> Work to complete: Return the number of lines in which the word "Merton" appears; add nothing else.
**** Data rows ****
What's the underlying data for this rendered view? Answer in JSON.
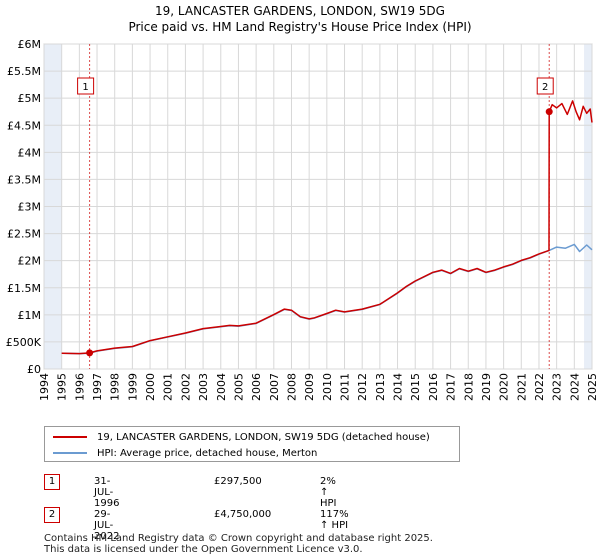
{
  "chart_data": {
    "type": "line",
    "title": "19, LANCASTER GARDENS, LONDON, SW19 5DG",
    "subtitle": "Price paid vs. HM Land Registry's House Price Index (HPI)",
    "xlabel": "",
    "ylabel": "",
    "xlim": [
      1994,
      2025
    ],
    "ylim": [
      0,
      6000000
    ],
    "yticks": [
      0,
      500000,
      1000000,
      1500000,
      2000000,
      2500000,
      3000000,
      3500000,
      4000000,
      4500000,
      5000000,
      5500000,
      6000000
    ],
    "ytick_labels": [
      "£0",
      "£500K",
      "£1M",
      "£1.5M",
      "£2M",
      "£2.5M",
      "£3M",
      "£3.5M",
      "£4M",
      "£4.5M",
      "£5M",
      "£5.5M",
      "£6M"
    ],
    "xticks": [
      1994,
      1995,
      1996,
      1997,
      1998,
      1999,
      2000,
      2001,
      2002,
      2003,
      2004,
      2005,
      2006,
      2007,
      2008,
      2009,
      2010,
      2011,
      2012,
      2013,
      2014,
      2015,
      2016,
      2017,
      2018,
      2019,
      2020,
      2021,
      2022,
      2023,
      2024,
      2025
    ],
    "xtick_labels": [
      "1994",
      "1995",
      "1996",
      "1997",
      "1998",
      "1999",
      "2000",
      "2001",
      "2002",
      "2003",
      "2004",
      "2005",
      "2006",
      "2007",
      "2008",
      "2009",
      "2010",
      "2011",
      "2012",
      "2013",
      "2014",
      "2015",
      "2016",
      "2017",
      "2018",
      "2019",
      "2020",
      "2021",
      "2022",
      "2023",
      "2024",
      "2025"
    ],
    "grid": true,
    "series": [
      {
        "name": "HPI: Average price, detached house, Merton",
        "color": "#6b9bd1",
        "x": [
          1995.0,
          1996.0,
          1996.58,
          1997.0,
          1998.0,
          1999.0,
          2000.0,
          2001.0,
          2002.0,
          2003.0,
          2004.0,
          2004.5,
          2005.0,
          2006.0,
          2007.0,
          2007.6,
          2008.0,
          2008.5,
          2009.0,
          2009.3,
          2010.0,
          2010.5,
          2011.0,
          2012.0,
          2013.0,
          2014.0,
          2014.5,
          2015.0,
          2016.0,
          2016.5,
          2017.0,
          2017.5,
          2018.0,
          2018.5,
          2019.0,
          2019.5,
          2020.0,
          2020.5,
          2021.0,
          2021.5,
          2022.0,
          2022.58,
          2023.0,
          2023.5,
          2024.0,
          2024.3,
          2024.7,
          2025.0
        ],
        "y": [
          290000,
          285000,
          291000,
          330000,
          380000,
          410000,
          520000,
          590000,
          660000,
          740000,
          780000,
          800000,
          790000,
          840000,
          1000000,
          1100000,
          1080000,
          960000,
          920000,
          940000,
          1020000,
          1080000,
          1050000,
          1100000,
          1190000,
          1400000,
          1520000,
          1620000,
          1780000,
          1820000,
          1760000,
          1850000,
          1800000,
          1850000,
          1780000,
          1820000,
          1880000,
          1930000,
          2000000,
          2050000,
          2120000,
          2190000,
          2250000,
          2230000,
          2300000,
          2170000,
          2290000,
          2200000
        ]
      },
      {
        "name": "19, LANCASTER GARDENS, LONDON, SW19 5DG (detached house)",
        "color": "#cc0000",
        "x": [
          1995.0,
          1996.0,
          1996.58,
          1997.0,
          1998.0,
          1999.0,
          2000.0,
          2001.0,
          2002.0,
          2003.0,
          2004.0,
          2004.5,
          2005.0,
          2006.0,
          2007.0,
          2007.6,
          2008.0,
          2008.5,
          2009.0,
          2009.3,
          2010.0,
          2010.5,
          2011.0,
          2012.0,
          2013.0,
          2014.0,
          2014.5,
          2015.0,
          2016.0,
          2016.5,
          2017.0,
          2017.5,
          2018.0,
          2018.5,
          2019.0,
          2019.5,
          2020.0,
          2020.5,
          2021.0,
          2021.5,
          2022.0,
          2022.57,
          2022.58,
          2022.75,
          2023.0,
          2023.3,
          2023.6,
          2023.9,
          2024.1,
          2024.3,
          2024.5,
          2024.7,
          2024.9,
          2025.0
        ],
        "y": [
          290000,
          285000,
          297500,
          335000,
          385000,
          415000,
          525000,
          595000,
          665000,
          745000,
          785000,
          805000,
          795000,
          845000,
          1005000,
          1105000,
          1085000,
          965000,
          925000,
          945000,
          1025000,
          1085000,
          1055000,
          1105000,
          1195000,
          1405000,
          1525000,
          1625000,
          1785000,
          1825000,
          1765000,
          1855000,
          1805000,
          1855000,
          1785000,
          1825000,
          1885000,
          1935000,
          2005000,
          2055000,
          2125000,
          2190000,
          4750000,
          4880000,
          4820000,
          4900000,
          4700000,
          4950000,
          4750000,
          4600000,
          4850000,
          4720000,
          4800000,
          4550000
        ]
      }
    ],
    "annotations": [
      {
        "label": "1",
        "x": 1996.58,
        "y": 297500
      },
      {
        "label": "2",
        "x": 2022.58,
        "y": 4750000
      }
    ]
  },
  "legend": {
    "property_label": "19, LANCASTER GARDENS, LONDON, SW19 5DG (detached house)",
    "hpi_label": "HPI: Average price, detached house, Merton"
  },
  "sales": [
    {
      "num": "1",
      "date": "31-JUL-1996",
      "price": "£297,500",
      "hpi": "2% ↑ HPI"
    },
    {
      "num": "2",
      "date": "29-JUL-2022",
      "price": "£4,750,000",
      "hpi": "117% ↑ HPI"
    }
  ],
  "footer": {
    "line1": "Contains HM Land Registry data © Crown copyright and database right 2025.",
    "line2": "This data is licensed under the Open Government Licence v3.0."
  },
  "colors": {
    "property": "#cc0000",
    "hpi": "#6b9bd1",
    "plot_bg": "#ffffff",
    "grid": "#d8d8d8",
    "shade": "#e8eef7"
  }
}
****
> Output of the exercise: 2